▶ [TASK STATEMENT] Filter this material down to the lines that hold "name", copying each one.
═════ SUPPLIED ENTRIES
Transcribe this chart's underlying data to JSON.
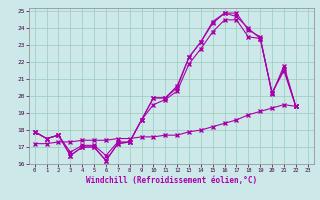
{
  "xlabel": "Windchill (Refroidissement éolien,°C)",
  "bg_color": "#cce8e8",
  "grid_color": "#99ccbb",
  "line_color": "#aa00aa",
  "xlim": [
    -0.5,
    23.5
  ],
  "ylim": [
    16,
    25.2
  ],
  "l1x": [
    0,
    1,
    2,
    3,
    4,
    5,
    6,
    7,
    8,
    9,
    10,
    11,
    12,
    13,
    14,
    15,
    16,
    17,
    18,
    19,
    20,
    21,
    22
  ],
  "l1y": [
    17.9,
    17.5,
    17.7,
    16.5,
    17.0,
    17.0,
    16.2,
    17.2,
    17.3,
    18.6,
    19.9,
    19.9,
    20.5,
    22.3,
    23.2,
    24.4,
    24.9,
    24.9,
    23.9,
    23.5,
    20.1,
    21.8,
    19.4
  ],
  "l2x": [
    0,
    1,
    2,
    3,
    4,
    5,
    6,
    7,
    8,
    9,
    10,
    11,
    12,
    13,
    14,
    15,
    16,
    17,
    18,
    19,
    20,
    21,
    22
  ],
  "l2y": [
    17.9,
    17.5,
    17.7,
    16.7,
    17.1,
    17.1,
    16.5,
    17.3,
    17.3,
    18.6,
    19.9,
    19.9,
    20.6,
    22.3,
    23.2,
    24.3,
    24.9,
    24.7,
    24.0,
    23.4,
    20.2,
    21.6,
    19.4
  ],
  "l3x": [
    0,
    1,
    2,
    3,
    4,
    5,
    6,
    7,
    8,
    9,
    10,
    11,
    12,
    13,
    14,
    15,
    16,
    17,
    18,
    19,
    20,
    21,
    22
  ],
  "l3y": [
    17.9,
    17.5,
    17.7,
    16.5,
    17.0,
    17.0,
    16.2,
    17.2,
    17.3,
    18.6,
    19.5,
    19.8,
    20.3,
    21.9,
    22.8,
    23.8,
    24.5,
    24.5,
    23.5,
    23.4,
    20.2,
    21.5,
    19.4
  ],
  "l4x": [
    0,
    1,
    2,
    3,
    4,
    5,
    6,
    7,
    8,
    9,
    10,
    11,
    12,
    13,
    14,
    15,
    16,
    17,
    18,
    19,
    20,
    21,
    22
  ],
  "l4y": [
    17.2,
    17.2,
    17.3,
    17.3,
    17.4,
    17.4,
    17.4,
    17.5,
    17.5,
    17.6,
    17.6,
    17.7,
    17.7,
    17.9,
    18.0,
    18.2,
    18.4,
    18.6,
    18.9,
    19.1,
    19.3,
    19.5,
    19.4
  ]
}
══════════
═════ SUPPLIED ENTRIES
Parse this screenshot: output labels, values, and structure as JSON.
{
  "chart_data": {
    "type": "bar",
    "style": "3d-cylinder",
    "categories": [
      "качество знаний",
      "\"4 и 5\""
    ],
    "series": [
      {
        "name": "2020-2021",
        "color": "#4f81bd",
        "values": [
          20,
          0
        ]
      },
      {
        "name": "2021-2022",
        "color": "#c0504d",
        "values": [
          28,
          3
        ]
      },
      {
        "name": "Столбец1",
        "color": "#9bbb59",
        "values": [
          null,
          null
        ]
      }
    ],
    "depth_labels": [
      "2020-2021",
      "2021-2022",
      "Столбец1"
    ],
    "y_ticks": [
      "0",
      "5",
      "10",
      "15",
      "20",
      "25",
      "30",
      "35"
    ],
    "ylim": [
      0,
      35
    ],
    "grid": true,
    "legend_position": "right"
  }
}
══════════
▶ [WRITTEN SOLUTION]
        "name": "2020-2021",
        "name": "2021-2022",
        "name": "Столбец1",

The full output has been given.